_Task description_. Copy out each line that mentions the word "marker".

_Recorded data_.

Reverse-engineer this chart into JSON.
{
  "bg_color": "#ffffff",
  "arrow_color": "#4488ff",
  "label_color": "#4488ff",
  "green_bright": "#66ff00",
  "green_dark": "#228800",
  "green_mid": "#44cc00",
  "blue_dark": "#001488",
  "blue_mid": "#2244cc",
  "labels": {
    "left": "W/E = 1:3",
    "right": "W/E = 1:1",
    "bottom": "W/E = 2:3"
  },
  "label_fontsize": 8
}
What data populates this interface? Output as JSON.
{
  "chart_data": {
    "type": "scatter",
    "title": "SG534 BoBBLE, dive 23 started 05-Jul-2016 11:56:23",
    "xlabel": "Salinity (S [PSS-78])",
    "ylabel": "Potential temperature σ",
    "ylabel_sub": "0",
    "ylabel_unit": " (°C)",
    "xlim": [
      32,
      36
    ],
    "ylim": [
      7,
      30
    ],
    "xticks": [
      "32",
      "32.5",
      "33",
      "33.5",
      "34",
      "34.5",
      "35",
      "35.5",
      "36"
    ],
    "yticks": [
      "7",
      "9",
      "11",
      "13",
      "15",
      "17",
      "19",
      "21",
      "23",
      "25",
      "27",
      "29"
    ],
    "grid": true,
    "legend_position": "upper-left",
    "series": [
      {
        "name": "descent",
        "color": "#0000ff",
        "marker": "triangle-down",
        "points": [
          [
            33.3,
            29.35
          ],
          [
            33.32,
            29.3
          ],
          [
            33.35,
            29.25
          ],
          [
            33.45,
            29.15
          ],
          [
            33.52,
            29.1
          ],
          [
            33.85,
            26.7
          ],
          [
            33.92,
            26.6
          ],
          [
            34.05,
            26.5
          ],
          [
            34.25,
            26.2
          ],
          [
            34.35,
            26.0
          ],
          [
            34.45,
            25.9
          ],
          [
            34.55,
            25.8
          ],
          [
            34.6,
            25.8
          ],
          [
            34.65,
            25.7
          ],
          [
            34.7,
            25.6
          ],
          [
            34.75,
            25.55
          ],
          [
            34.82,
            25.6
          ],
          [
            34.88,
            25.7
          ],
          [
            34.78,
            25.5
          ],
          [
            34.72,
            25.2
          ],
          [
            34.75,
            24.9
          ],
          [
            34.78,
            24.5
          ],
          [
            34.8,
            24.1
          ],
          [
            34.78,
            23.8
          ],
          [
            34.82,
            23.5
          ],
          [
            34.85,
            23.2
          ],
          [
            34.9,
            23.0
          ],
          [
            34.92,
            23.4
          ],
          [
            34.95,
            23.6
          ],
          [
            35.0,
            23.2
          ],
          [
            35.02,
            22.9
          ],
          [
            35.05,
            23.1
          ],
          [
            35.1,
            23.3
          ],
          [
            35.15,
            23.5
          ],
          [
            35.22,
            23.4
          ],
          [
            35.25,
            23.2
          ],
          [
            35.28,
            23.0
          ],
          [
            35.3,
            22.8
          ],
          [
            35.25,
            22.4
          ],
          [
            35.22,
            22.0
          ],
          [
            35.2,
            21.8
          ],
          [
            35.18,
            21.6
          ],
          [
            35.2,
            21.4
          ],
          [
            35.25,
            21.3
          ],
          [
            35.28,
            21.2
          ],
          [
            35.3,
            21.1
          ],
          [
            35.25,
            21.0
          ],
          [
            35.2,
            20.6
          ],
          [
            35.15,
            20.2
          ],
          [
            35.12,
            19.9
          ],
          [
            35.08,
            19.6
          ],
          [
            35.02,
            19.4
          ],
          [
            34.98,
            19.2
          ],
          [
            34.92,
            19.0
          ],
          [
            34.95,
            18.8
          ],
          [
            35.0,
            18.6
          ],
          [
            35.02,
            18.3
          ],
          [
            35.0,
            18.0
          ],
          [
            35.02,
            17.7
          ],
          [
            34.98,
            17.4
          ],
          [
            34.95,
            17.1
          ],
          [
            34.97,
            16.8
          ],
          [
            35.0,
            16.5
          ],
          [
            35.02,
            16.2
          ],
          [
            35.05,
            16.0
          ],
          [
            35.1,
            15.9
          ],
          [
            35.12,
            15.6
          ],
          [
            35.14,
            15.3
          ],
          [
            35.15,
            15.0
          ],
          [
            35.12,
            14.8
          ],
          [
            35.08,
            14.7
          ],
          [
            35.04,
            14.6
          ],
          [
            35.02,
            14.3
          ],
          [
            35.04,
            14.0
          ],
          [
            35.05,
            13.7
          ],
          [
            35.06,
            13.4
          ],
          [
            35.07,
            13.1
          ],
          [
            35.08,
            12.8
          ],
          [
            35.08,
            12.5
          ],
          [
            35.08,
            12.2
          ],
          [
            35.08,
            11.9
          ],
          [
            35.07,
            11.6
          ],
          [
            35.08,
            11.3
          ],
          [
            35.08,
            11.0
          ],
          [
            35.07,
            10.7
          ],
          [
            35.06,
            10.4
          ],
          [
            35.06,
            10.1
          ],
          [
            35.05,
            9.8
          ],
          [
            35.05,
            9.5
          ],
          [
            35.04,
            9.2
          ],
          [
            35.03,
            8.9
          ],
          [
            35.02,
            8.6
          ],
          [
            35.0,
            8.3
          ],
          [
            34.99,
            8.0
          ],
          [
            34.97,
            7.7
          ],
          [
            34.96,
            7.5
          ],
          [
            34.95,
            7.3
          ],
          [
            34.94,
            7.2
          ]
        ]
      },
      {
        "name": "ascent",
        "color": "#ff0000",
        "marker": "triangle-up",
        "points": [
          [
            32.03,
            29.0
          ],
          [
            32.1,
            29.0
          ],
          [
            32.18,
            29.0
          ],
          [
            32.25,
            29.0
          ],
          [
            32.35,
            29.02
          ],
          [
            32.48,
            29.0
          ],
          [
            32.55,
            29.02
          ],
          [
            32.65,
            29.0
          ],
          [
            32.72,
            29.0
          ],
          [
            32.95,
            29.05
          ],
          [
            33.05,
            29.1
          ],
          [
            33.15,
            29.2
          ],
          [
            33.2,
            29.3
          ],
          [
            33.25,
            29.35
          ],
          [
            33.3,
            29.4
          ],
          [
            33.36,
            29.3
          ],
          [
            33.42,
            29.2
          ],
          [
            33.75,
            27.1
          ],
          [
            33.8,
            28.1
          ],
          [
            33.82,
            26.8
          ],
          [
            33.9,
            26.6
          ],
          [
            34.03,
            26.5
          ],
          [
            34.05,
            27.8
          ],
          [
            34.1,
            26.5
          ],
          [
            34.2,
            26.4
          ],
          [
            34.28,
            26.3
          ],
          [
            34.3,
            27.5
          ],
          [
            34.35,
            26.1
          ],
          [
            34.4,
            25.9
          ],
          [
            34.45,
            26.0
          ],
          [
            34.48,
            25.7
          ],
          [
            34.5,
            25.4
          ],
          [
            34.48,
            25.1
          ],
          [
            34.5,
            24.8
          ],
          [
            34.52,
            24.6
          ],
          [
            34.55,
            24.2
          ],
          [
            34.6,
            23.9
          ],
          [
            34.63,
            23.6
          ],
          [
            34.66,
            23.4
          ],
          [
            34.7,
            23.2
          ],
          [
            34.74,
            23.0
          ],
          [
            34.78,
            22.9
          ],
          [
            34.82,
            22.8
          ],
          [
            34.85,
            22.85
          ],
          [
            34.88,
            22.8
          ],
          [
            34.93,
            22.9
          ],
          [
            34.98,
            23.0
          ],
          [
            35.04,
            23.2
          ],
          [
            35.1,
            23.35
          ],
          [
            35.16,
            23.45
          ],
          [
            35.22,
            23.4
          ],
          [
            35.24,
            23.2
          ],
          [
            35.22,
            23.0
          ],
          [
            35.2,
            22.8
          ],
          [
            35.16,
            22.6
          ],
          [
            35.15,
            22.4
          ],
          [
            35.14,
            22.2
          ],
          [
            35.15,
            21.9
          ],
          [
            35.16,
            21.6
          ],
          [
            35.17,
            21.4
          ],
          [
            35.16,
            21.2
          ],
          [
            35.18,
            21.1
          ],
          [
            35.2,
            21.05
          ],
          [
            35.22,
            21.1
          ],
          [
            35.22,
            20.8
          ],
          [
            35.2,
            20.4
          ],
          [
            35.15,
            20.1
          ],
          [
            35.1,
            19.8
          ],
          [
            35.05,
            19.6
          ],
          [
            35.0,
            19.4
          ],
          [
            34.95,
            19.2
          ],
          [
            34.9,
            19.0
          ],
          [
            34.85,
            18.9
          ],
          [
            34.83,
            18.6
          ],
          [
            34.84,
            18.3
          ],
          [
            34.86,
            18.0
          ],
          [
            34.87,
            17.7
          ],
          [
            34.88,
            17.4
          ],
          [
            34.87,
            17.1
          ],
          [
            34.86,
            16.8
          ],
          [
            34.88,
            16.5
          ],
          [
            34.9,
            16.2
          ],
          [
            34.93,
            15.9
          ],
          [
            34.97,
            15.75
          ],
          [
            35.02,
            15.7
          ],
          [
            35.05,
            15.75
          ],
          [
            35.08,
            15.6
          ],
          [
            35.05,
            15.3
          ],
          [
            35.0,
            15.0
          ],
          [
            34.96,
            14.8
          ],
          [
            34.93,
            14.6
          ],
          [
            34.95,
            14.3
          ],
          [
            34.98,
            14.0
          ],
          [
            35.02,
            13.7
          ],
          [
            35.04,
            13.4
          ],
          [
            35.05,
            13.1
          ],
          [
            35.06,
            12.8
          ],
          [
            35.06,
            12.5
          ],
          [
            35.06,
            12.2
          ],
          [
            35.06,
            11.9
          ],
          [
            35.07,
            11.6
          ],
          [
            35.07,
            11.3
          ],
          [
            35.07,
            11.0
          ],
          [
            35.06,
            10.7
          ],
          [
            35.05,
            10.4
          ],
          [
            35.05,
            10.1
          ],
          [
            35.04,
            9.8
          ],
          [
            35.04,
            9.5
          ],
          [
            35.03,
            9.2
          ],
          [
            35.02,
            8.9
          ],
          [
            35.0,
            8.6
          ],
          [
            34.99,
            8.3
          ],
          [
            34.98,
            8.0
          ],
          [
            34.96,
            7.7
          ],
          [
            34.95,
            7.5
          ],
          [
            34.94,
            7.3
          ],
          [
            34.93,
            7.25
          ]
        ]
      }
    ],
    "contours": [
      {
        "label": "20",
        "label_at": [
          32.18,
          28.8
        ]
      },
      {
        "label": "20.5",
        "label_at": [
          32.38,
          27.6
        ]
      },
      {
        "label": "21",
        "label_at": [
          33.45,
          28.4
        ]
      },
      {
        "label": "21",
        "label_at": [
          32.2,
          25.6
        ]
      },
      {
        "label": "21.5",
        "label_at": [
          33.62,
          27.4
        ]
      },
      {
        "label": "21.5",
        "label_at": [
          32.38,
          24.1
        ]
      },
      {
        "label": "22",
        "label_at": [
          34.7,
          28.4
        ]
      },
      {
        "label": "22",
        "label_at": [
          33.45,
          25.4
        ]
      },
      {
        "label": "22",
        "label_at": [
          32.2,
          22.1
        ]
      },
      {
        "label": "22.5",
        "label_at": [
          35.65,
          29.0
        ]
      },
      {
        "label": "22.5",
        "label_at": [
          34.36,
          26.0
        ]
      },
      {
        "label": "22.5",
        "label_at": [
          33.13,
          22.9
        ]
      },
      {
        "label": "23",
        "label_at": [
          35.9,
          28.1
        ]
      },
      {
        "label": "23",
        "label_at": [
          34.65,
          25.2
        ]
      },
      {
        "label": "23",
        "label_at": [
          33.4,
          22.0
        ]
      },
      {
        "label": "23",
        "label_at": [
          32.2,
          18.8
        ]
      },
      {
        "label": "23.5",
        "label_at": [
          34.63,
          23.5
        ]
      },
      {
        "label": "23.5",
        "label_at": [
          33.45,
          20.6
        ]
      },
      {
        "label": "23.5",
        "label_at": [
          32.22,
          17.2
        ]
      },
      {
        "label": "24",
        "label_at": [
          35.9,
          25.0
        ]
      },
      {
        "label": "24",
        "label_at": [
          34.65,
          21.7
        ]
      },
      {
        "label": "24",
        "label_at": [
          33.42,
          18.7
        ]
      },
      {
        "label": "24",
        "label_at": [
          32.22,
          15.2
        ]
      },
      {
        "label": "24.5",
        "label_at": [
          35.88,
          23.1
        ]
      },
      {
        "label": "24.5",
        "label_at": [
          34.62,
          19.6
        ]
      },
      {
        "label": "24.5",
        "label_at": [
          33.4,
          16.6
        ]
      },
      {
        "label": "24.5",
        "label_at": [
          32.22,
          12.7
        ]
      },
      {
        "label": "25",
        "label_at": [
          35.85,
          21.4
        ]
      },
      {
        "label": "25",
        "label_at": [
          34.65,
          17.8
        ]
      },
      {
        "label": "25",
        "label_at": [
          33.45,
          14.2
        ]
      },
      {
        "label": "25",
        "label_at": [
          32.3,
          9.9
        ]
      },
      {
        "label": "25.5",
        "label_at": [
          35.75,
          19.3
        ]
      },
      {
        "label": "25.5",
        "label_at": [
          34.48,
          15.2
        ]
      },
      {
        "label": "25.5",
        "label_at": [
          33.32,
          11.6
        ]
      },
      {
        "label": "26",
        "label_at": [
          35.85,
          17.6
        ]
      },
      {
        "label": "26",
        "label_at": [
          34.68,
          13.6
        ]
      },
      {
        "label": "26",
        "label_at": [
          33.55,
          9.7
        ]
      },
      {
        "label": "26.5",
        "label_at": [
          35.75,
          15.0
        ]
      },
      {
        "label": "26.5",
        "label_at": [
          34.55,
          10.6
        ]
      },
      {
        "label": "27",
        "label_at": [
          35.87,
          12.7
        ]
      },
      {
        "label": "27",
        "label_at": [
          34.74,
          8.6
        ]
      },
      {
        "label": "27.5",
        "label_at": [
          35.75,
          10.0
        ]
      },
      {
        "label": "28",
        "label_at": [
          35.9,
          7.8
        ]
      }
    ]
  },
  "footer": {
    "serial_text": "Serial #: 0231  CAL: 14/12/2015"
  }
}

_Problem solution_.
        "marker": "triangle-down",
        "marker": "triangle-up",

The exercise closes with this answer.